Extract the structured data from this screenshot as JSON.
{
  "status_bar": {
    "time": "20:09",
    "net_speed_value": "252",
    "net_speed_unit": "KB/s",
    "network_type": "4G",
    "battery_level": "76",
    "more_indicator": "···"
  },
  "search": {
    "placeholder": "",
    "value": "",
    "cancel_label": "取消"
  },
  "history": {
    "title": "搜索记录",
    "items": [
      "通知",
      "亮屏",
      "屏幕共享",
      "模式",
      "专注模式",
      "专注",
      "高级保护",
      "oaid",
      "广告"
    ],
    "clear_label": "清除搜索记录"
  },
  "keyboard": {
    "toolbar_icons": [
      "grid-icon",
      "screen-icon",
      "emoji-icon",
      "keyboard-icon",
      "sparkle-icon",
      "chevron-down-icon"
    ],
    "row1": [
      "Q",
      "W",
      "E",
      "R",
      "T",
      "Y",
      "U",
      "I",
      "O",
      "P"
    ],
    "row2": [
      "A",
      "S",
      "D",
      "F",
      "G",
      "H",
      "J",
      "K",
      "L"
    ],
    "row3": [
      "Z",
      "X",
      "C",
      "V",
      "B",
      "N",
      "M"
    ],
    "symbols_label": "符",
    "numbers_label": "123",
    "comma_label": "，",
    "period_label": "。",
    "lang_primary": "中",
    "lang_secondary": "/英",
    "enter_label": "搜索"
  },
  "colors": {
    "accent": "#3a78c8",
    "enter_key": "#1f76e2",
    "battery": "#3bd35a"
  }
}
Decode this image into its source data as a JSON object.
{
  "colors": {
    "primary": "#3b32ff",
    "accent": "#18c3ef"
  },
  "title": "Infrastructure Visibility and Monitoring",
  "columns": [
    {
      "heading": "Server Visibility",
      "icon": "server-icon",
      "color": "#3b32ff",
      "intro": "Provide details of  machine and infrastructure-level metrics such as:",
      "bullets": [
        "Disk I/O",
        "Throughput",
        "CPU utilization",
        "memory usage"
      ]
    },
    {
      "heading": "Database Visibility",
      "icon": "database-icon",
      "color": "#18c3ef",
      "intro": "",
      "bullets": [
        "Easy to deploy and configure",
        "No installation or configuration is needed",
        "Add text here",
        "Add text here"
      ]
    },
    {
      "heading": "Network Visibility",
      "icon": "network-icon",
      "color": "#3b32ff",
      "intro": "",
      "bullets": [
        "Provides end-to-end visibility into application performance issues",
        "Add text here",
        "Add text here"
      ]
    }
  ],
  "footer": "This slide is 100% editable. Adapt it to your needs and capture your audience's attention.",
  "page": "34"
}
#####
* **GOAL**: Return each entry from the material above exactly as it appears.

* **SOLUTION FOR THIS PROBLEM**:
Extract the structured data from this screenshot as JSON.
{
  "status_bar": {
    "time": "20:09",
    "net_speed_value": "252",
    "net_speed_unit": "KB/s",
    "network_type": "4G",
    "battery_level": "76",
    "more_indicator": "···"
  },
  "search": {
    "placeholder": "",
    "value": "",
    "cancel_label": "取消"
  },
  "history": {
    "title": "搜索记录",
    "items": [
      "通知",
      "亮屏",
      "屏幕共享",
      "模式",
      "专注模式",
      "专注",
      "高级保护",
      "oaid",
      "广告"
    ],
    "clear_label": "清除搜索记录"
  },
  "keyboard": {
    "toolbar_icons": [
      "grid-icon",
      "screen-icon",
      "emoji-icon",
      "keyboard-icon",
      "sparkle-icon",
      "chevron-down-icon"
    ],
    "row1": [
      "Q",
      "W",
      "E",
      "R",
      "T",
      "Y",
      "U",
      "I",
      "O",
      "P"
    ],
    "row2": [
      "A",
      "S",
      "D",
      "F",
      "G",
      "H",
      "J",
      "K",
      "L"
    ],
    "row3": [
      "Z",
      "X",
      "C",
      "V",
      "B",
      "N",
      "M"
    ],
    "symbols_label": "符",
    "numbers_label": "123",
    "comma_label": "，",
    "period_label": "。",
    "lang_primary": "中",
    "lang_secondary": "/英",
    "enter_label": "搜索"
  },
  "colors": {
    "accent": "#3a78c8",
    "enter_key": "#1f76e2",
    "battery": "#3bd35a"
  }
}
Decode this image into its source data as a JSON object.
{
  "colors": {
    "primary": "#3b32ff",
    "accent": "#18c3ef"
  },
  "title": "Infrastructure Visibility and Monitoring",
  "columns": [
    {
      "heading": "Server Visibility",
      "icon": "server-icon",
      "color": "#3b32ff",
      "intro": "Provide details of  machine and infrastructure-level metrics such as:",
      "bullets": [
        "Disk I/O",
        "Throughput",
        "CPU utilization",
        "memory usage"
      ]
    },
    {
      "heading": "Database Visibility",
      "icon": "database-icon",
      "color": "#18c3ef",
      "intro": "",
      "bullets": [
        "Easy to deploy and configure",
        "No installation or configuration is needed",
        "Add text here",
        "Add text here"
      ]
    },
    {
      "heading": "Network Visibility",
      "icon": "network-icon",
      "color": "#3b32ff",
      "intro": "",
      "bullets": [
        "Provides end-to-end visibility into application performance issues",
        "Add text here",
        "Add text here"
      ]
    }
  ],
  "footer": "This slide is 100% editable. Adapt it to your needs and capture your audience's attention.",
  "page": "34"
}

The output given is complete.